■ Information supplied ■
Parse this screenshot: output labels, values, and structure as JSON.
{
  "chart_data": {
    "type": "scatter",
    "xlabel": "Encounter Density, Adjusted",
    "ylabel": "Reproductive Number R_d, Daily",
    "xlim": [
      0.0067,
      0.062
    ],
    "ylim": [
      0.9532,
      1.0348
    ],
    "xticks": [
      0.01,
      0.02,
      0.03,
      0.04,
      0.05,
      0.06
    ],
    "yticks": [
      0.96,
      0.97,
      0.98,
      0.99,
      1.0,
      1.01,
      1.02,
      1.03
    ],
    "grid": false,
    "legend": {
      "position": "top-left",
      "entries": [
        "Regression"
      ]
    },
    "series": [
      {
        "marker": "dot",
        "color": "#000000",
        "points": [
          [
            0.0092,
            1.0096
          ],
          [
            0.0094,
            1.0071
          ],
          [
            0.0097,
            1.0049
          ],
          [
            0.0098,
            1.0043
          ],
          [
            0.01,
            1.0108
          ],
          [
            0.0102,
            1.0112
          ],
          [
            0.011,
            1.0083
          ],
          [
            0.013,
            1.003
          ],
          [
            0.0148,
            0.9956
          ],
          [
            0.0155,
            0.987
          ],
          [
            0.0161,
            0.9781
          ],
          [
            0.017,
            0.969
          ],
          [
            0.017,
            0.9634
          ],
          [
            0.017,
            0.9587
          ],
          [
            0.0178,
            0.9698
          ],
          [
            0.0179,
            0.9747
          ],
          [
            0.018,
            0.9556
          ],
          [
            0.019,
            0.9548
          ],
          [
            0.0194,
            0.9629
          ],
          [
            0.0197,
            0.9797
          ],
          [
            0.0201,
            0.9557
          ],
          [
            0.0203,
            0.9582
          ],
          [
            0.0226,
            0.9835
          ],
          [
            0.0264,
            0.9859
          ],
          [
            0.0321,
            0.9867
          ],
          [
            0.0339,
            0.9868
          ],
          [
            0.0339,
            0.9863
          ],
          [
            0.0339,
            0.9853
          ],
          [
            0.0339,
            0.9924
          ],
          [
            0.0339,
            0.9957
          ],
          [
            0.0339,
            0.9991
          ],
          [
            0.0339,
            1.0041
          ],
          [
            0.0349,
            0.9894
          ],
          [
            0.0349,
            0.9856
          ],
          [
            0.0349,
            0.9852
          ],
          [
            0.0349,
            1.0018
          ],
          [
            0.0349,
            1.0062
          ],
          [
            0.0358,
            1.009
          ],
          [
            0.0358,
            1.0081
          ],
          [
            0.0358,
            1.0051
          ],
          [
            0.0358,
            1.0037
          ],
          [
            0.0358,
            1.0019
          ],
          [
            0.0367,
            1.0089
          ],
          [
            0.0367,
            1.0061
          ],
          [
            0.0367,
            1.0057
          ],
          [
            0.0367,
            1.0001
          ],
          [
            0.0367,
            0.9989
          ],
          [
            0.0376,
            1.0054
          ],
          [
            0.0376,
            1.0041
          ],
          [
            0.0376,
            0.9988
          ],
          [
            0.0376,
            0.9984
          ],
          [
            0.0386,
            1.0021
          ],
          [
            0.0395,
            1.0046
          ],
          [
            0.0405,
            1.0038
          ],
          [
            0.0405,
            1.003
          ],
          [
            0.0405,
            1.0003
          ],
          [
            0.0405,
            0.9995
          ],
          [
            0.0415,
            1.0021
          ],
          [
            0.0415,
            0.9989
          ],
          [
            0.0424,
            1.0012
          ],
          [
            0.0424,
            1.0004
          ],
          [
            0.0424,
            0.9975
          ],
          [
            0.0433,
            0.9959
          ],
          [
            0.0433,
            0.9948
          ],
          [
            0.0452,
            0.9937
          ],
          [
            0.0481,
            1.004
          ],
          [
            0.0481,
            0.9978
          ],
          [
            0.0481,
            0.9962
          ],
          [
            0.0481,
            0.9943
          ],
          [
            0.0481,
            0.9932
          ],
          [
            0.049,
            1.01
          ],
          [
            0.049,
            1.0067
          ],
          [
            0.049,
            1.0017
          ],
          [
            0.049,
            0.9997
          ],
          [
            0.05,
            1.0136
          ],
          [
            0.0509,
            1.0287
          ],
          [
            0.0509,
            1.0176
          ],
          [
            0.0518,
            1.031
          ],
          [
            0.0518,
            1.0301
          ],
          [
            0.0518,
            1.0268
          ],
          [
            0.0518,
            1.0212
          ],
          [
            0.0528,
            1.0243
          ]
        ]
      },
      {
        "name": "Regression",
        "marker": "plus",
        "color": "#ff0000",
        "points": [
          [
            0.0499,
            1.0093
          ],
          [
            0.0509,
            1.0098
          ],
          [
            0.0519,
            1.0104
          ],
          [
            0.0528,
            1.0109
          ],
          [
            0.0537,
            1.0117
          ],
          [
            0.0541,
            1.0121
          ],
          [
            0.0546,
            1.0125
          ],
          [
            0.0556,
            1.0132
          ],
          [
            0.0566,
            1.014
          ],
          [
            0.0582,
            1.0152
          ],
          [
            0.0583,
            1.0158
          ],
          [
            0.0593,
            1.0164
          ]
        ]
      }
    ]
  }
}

■ What you will do ■
Take the entries above and transcribe them in full.

■ Solution to this problem ■
Parse this screenshot: output labels, values, and structure as JSON.
{
  "chart_data": {
    "type": "scatter",
    "xlabel": "Encounter Density, Adjusted",
    "ylabel": "Reproductive Number R_d, Daily",
    "xlim": [
      0.0067,
      0.062
    ],
    "ylim": [
      0.9532,
      1.0348
    ],
    "xticks": [
      0.01,
      0.02,
      0.03,
      0.04,
      0.05,
      0.06
    ],
    "yticks": [
      0.96,
      0.97,
      0.98,
      0.99,
      1.0,
      1.01,
      1.02,
      1.03
    ],
    "grid": false,
    "legend": {
      "position": "top-left",
      "entries": [
        "Regression"
      ]
    },
    "series": [
      {
        "marker": "dot",
        "color": "#000000",
        "points": [
          [
            0.0092,
            1.0096
          ],
          [
            0.0094,
            1.0071
          ],
          [
            0.0097,
            1.0049
          ],
          [
            0.0098,
            1.0043
          ],
          [
            0.01,
            1.0108
          ],
          [
            0.0102,
            1.0112
          ],
          [
            0.011,
            1.0083
          ],
          [
            0.013,
            1.003
          ],
          [
            0.0148,
            0.9956
          ],
          [
            0.0155,
            0.987
          ],
          [
            0.0161,
            0.9781
          ],
          [
            0.017,
            0.969
          ],
          [
            0.017,
            0.9634
          ],
          [
            0.017,
            0.9587
          ],
          [
            0.0178,
            0.9698
          ],
          [
            0.0179,
            0.9747
          ],
          [
            0.018,
            0.9556
          ],
          [
            0.019,
            0.9548
          ],
          [
            0.0194,
            0.9629
          ],
          [
            0.0197,
            0.9797
          ],
          [
            0.0201,
            0.9557
          ],
          [
            0.0203,
            0.9582
          ],
          [
            0.0226,
            0.9835
          ],
          [
            0.0264,
            0.9859
          ],
          [
            0.0321,
            0.9867
          ],
          [
            0.0339,
            0.9868
          ],
          [
            0.0339,
            0.9863
          ],
          [
            0.0339,
            0.9853
          ],
          [
            0.0339,
            0.9924
          ],
          [
            0.0339,
            0.9957
          ],
          [
            0.0339,
            0.9991
          ],
          [
            0.0339,
            1.0041
          ],
          [
            0.0349,
            0.9894
          ],
          [
            0.0349,
            0.9856
          ],
          [
            0.0349,
            0.9852
          ],
          [
            0.0349,
            1.0018
          ],
          [
            0.0349,
            1.0062
          ],
          [
            0.0358,
            1.009
          ],
          [
            0.0358,
            1.0081
          ],
          [
            0.0358,
            1.0051
          ],
          [
            0.0358,
            1.0037
          ],
          [
            0.0358,
            1.0019
          ],
          [
            0.0367,
            1.0089
          ],
          [
            0.0367,
            1.0061
          ],
          [
            0.0367,
            1.0057
          ],
          [
            0.0367,
            1.0001
          ],
          [
            0.0367,
            0.9989
          ],
          [
            0.0376,
            1.0054
          ],
          [
            0.0376,
            1.0041
          ],
          [
            0.0376,
            0.9988
          ],
          [
            0.0376,
            0.9984
          ],
          [
            0.0386,
            1.0021
          ],
          [
            0.0395,
            1.0046
          ],
          [
            0.0405,
            1.0038
          ],
          [
            0.0405,
            1.003
          ],
          [
            0.0405,
            1.0003
          ],
          [
            0.0405,
            0.9995
          ],
          [
            0.0415,
            1.0021
          ],
          [
            0.0415,
            0.9989
          ],
          [
            0.0424,
            1.0012
          ],
          [
            0.0424,
            1.0004
          ],
          [
            0.0424,
            0.9975
          ],
          [
            0.0433,
            0.9959
          ],
          [
            0.0433,
            0.9948
          ],
          [
            0.0452,
            0.9937
          ],
          [
            0.0481,
            1.004
          ],
          [
            0.0481,
            0.9978
          ],
          [
            0.0481,
            0.9962
          ],
          [
            0.0481,
            0.9943
          ],
          [
            0.0481,
            0.9932
          ],
          [
            0.049,
            1.01
          ],
          [
            0.049,
            1.0067
          ],
          [
            0.049,
            1.0017
          ],
          [
            0.049,
            0.9997
          ],
          [
            0.05,
            1.0136
          ],
          [
            0.0509,
            1.0287
          ],
          [
            0.0509,
            1.0176
          ],
          [
            0.0518,
            1.031
          ],
          [
            0.0518,
            1.0301
          ],
          [
            0.0518,
            1.0268
          ],
          [
            0.0518,
            1.0212
          ],
          [
            0.0528,
            1.0243
          ]
        ]
      },
      {
        "name": "Regression",
        "marker": "plus",
        "color": "#ff0000",
        "points": [
          [
            0.0499,
            1.0093
          ],
          [
            0.0509,
            1.0098
          ],
          [
            0.0519,
            1.0104
          ],
          [
            0.0528,
            1.0109
          ],
          [
            0.0537,
            1.0117
          ],
          [
            0.0541,
            1.0121
          ],
          [
            0.0546,
            1.0125
          ],
          [
            0.0556,
            1.0132
          ],
          [
            0.0566,
            1.014
          ],
          [
            0.0582,
            1.0152
          ],
          [
            0.0583,
            1.0158
          ],
          [
            0.0593,
            1.0164
          ]
        ]
      }
    ]
  }
}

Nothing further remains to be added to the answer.